Scan the lines below for the word "standard". Copy each line you find it in.
--- start DATASET EXTRACT ---
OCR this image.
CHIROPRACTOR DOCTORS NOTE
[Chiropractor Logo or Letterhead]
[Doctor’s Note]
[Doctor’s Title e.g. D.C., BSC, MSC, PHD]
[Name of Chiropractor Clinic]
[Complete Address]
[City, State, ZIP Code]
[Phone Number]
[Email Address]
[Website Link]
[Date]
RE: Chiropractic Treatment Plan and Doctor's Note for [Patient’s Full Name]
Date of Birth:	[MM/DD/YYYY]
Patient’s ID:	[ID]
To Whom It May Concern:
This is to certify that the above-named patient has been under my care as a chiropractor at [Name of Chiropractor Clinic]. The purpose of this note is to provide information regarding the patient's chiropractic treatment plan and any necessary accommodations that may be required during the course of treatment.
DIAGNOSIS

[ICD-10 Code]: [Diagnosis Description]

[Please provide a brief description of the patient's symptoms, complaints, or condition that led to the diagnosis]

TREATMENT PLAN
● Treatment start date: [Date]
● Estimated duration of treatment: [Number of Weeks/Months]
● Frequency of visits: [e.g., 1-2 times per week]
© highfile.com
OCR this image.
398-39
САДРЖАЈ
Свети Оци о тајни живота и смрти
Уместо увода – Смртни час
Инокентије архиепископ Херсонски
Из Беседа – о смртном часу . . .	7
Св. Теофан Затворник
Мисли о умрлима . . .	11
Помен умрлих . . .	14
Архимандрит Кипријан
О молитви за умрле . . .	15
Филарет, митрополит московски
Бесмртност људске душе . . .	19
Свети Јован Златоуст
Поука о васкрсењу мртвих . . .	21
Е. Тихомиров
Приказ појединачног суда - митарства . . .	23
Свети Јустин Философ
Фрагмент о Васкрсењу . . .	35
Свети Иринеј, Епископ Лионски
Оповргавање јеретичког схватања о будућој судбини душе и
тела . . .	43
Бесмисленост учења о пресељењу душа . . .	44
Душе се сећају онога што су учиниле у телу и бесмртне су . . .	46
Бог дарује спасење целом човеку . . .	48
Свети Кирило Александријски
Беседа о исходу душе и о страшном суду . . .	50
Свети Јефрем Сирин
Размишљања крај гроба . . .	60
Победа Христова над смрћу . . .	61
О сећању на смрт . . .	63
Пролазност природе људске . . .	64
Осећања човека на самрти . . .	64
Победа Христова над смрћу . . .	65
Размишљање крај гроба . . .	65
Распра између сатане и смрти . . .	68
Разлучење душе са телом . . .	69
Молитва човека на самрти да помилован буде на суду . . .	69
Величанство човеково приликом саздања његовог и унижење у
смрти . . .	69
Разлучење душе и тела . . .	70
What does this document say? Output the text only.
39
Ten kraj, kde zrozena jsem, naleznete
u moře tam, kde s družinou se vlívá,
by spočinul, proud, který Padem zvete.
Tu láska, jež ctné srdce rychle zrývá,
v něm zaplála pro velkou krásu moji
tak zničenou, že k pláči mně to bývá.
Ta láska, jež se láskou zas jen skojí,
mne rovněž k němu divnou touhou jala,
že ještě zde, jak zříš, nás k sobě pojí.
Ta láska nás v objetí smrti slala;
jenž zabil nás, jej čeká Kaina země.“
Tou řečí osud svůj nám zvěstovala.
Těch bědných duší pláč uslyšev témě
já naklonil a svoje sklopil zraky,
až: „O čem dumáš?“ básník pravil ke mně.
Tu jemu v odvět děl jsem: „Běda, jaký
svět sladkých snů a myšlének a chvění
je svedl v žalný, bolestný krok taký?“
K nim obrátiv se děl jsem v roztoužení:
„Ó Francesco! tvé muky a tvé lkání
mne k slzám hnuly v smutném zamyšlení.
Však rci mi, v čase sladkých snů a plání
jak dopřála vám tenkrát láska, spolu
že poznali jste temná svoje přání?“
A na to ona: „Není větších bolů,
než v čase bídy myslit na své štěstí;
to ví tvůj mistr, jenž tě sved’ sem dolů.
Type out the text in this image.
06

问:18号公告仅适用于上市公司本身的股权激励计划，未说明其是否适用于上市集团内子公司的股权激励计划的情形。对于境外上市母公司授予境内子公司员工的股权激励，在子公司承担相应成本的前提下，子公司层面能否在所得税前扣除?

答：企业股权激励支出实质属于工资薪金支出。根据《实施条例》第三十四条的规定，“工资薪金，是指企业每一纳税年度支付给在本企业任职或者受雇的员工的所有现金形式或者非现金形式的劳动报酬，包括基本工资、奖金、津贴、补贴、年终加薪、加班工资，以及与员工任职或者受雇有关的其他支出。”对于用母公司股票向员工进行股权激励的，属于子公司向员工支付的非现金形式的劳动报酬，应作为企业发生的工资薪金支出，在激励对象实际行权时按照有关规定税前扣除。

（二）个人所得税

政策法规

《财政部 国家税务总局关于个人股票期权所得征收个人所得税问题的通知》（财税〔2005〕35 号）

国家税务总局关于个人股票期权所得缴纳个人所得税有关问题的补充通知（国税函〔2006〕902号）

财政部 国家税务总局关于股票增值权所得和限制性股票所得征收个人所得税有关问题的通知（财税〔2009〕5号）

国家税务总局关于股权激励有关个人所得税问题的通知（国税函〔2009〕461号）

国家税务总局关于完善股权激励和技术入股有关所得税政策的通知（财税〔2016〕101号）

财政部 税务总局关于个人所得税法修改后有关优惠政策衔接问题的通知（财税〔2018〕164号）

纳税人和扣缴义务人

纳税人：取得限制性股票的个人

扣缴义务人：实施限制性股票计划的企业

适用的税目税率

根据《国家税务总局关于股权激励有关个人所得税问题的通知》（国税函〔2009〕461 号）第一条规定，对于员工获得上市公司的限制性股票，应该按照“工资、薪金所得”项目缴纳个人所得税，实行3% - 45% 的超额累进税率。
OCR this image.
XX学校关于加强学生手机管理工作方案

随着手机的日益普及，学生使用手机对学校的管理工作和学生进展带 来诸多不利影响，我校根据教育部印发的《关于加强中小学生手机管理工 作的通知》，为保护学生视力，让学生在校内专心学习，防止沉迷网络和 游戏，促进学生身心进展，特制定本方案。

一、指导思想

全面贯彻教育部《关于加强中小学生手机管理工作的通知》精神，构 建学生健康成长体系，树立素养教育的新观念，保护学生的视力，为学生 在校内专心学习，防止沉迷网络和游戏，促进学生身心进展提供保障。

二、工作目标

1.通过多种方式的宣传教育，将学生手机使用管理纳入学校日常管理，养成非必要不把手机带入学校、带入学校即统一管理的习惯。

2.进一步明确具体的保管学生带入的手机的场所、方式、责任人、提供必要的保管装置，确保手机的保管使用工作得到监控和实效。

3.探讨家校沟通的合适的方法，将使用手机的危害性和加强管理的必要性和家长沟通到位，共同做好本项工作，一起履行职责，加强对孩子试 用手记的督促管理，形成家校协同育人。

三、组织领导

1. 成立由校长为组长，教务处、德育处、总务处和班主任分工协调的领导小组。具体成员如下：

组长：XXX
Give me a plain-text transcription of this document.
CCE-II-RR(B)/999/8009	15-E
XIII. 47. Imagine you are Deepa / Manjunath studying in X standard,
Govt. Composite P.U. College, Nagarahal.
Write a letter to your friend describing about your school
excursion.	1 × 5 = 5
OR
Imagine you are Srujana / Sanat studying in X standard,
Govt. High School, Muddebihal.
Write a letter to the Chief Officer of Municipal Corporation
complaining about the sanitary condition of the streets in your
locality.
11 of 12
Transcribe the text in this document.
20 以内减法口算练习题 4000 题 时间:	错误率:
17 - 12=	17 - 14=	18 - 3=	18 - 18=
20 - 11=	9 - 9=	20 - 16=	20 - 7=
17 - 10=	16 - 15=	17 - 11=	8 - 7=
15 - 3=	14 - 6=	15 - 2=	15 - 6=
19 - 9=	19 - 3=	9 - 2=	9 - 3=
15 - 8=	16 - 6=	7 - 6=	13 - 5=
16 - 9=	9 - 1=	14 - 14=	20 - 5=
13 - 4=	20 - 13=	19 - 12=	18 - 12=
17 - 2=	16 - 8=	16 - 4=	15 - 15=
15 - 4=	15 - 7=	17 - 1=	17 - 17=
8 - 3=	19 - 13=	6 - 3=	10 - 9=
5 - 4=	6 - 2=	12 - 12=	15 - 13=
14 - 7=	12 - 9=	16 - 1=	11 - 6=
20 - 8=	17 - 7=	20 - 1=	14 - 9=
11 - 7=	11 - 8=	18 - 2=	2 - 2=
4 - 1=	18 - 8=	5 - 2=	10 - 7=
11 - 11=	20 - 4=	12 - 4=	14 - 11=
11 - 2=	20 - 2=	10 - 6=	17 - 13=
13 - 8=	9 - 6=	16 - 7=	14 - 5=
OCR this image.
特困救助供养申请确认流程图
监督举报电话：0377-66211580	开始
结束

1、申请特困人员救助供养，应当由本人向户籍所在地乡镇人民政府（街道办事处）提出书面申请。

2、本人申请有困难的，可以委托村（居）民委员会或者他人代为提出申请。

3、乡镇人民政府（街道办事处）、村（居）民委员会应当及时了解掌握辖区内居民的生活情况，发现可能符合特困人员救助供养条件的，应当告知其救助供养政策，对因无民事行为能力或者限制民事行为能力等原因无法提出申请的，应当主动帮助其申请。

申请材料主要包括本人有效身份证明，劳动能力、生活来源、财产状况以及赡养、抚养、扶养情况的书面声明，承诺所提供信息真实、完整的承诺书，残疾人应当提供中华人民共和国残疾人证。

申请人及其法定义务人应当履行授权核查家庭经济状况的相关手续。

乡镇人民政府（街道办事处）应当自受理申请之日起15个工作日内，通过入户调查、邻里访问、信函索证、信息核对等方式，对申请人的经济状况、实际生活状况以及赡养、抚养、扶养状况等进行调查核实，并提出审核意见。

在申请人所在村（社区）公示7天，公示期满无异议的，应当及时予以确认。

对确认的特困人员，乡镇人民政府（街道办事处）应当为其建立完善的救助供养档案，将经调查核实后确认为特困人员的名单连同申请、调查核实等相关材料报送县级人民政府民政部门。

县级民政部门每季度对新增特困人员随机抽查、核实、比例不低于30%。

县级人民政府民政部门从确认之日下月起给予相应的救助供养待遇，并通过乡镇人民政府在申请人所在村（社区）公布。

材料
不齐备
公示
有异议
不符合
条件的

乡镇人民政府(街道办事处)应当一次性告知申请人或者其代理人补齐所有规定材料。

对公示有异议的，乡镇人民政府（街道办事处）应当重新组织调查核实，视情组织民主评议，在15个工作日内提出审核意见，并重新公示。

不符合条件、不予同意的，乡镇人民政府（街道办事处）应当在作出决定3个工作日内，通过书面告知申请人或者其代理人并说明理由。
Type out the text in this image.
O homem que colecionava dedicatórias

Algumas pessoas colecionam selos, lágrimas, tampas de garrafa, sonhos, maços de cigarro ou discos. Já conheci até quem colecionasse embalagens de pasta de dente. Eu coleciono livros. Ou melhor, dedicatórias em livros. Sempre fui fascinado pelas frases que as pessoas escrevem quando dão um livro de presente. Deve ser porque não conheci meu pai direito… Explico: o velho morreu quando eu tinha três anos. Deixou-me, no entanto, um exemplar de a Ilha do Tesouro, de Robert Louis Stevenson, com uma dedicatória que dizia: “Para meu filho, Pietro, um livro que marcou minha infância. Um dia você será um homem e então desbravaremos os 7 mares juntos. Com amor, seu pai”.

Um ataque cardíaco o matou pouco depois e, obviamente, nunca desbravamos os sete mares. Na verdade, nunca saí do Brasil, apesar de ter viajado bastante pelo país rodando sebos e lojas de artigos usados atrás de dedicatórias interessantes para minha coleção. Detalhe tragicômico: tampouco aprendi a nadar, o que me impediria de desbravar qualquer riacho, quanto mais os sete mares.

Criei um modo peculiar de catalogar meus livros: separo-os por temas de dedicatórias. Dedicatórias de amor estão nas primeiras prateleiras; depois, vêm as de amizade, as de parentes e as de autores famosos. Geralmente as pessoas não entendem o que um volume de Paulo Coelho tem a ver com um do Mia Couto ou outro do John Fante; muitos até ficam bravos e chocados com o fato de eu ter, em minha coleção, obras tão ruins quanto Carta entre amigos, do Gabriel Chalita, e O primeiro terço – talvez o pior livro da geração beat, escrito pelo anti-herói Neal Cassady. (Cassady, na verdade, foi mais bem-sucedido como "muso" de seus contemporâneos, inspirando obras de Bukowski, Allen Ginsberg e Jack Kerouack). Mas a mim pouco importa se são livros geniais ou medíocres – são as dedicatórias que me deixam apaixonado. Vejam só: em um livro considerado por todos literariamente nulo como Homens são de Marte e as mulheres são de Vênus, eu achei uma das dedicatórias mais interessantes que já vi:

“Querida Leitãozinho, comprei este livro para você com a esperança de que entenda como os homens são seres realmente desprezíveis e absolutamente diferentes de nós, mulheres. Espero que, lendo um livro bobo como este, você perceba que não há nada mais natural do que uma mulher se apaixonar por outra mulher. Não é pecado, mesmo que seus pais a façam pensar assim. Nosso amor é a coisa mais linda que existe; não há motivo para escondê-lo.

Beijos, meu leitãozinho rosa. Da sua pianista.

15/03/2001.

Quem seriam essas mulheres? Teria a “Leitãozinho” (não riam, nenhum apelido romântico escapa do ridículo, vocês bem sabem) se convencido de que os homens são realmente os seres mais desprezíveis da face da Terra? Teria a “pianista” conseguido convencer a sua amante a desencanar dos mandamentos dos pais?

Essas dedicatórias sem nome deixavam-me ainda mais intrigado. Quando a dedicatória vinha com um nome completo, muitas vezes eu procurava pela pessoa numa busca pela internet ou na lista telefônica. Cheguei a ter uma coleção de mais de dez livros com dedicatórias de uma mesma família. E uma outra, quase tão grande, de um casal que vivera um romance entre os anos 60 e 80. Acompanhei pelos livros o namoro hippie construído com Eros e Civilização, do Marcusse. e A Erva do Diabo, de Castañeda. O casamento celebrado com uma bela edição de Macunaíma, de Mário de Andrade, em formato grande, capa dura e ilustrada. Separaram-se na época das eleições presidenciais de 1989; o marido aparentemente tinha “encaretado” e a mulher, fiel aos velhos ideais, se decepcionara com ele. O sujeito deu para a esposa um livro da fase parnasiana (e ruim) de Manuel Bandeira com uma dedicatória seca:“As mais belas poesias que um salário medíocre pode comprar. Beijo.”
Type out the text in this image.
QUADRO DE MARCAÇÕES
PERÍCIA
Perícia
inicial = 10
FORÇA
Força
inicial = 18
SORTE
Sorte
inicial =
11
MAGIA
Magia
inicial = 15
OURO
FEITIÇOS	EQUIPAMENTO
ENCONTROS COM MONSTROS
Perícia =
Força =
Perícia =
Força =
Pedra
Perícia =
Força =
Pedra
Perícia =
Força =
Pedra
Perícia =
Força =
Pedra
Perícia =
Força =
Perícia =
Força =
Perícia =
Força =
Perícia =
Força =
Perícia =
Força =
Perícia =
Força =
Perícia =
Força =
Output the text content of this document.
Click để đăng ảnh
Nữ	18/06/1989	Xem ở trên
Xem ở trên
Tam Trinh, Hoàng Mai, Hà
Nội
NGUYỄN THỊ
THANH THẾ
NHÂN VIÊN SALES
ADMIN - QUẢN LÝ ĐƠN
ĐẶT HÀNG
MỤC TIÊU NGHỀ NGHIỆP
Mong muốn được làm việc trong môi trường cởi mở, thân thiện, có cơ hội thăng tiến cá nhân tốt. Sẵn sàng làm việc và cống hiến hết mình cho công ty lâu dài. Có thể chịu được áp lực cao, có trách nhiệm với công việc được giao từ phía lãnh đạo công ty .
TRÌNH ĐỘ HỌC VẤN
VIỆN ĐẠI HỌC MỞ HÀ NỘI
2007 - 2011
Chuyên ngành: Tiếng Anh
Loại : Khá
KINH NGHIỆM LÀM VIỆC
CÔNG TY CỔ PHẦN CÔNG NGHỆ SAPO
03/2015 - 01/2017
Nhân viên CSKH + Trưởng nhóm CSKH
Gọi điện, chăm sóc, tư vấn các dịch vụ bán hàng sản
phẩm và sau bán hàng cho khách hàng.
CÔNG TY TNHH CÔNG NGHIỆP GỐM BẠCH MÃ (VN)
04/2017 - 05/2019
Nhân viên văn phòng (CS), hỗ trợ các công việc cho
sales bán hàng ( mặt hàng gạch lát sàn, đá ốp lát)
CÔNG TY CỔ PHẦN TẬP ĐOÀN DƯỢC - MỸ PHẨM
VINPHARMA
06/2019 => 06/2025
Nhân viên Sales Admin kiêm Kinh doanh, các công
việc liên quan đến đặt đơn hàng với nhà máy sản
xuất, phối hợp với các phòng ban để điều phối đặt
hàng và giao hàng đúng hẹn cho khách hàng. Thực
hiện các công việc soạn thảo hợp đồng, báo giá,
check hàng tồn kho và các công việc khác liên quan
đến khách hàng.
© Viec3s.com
--- end DATASET EXTRACT ---
CORRECT ANSWER:
XIII. 47. Imagine you are Deepa / Manjunath studying in X standard,
Imagine you are Srujana / Sanat studying in X standard,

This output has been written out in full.